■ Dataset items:
________

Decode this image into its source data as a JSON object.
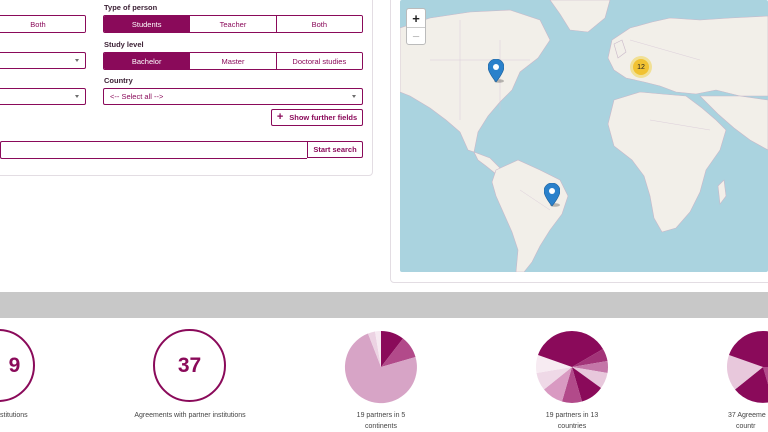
{
  "search": {
    "left_toggle": {
      "visible_option": "Both"
    },
    "type_of_person": {
      "label": "Type of person",
      "options": [
        "Students",
        "Teacher",
        "Both"
      ],
      "selected": "Students"
    },
    "study_level": {
      "label": "Study level",
      "options": [
        "Bachelor",
        "Master",
        "Doctoral studies"
      ],
      "selected": "Bachelor"
    },
    "country": {
      "label": "Country",
      "value": "<-- Select all -->"
    },
    "show_further_fields": "Show further fields",
    "start_search": "Start search"
  },
  "map": {
    "zoom_in": "+",
    "zoom_out": "−",
    "cluster_count": "12",
    "pin_color": "#2a81cb"
  },
  "stats": {
    "item1": {
      "value": "9",
      "label": "stitutions"
    },
    "item2": {
      "value": "37",
      "label": "Agreements with partner institutions"
    },
    "item3": {
      "label_line1": "19 partners in 5",
      "label_line2": "continents"
    },
    "item4": {
      "label_line1": "19 partners in 13",
      "label_line2": "countries"
    },
    "item5": {
      "label_line1": "37 Agreeme",
      "label_line2": "countr"
    }
  },
  "colors": {
    "accent": "#8a0a5a",
    "band": "#c8c8c8",
    "water": "#aad3df",
    "land": "#f2efe9"
  }
}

________

Reproduce the material in full, word for word, and omit the pictures.

Decode this image into its source data as a JSON object.
{
  "search": {
    "left_toggle": {
      "visible_option": "Both"
    },
    "type_of_person": {
      "label": "Type of person",
      "options": [
        "Students",
        "Teacher",
        "Both"
      ],
      "selected": "Students"
    },
    "study_level": {
      "label": "Study level",
      "options": [
        "Bachelor",
        "Master",
        "Doctoral studies"
      ],
      "selected": "Bachelor"
    },
    "country": {
      "label": "Country",
      "value": "<-- Select all -->"
    },
    "show_further_fields": "Show further fields",
    "start_search": "Start search"
  },
  "map": {
    "zoom_in": "+",
    "zoom_out": "−",
    "cluster_count": "12",
    "pin_color": "#2a81cb"
  },
  "stats": {
    "item1": {
      "value": "9",
      "label": "stitutions"
    },
    "item2": {
      "value": "37",
      "label": "Agreements with partner institutions"
    },
    "item3": {
      "label_line1": "19 partners in 5",
      "label_line2": "continents"
    },
    "item4": {
      "label_line1": "19 partners in 13",
      "label_line2": "countries"
    },
    "item5": {
      "label_line1": "37 Agreeme",
      "label_line2": "countr"
    }
  },
  "colors": {
    "accent": "#8a0a5a",
    "band": "#c8c8c8",
    "water": "#aad3df",
    "land": "#f2efe9"
  }
}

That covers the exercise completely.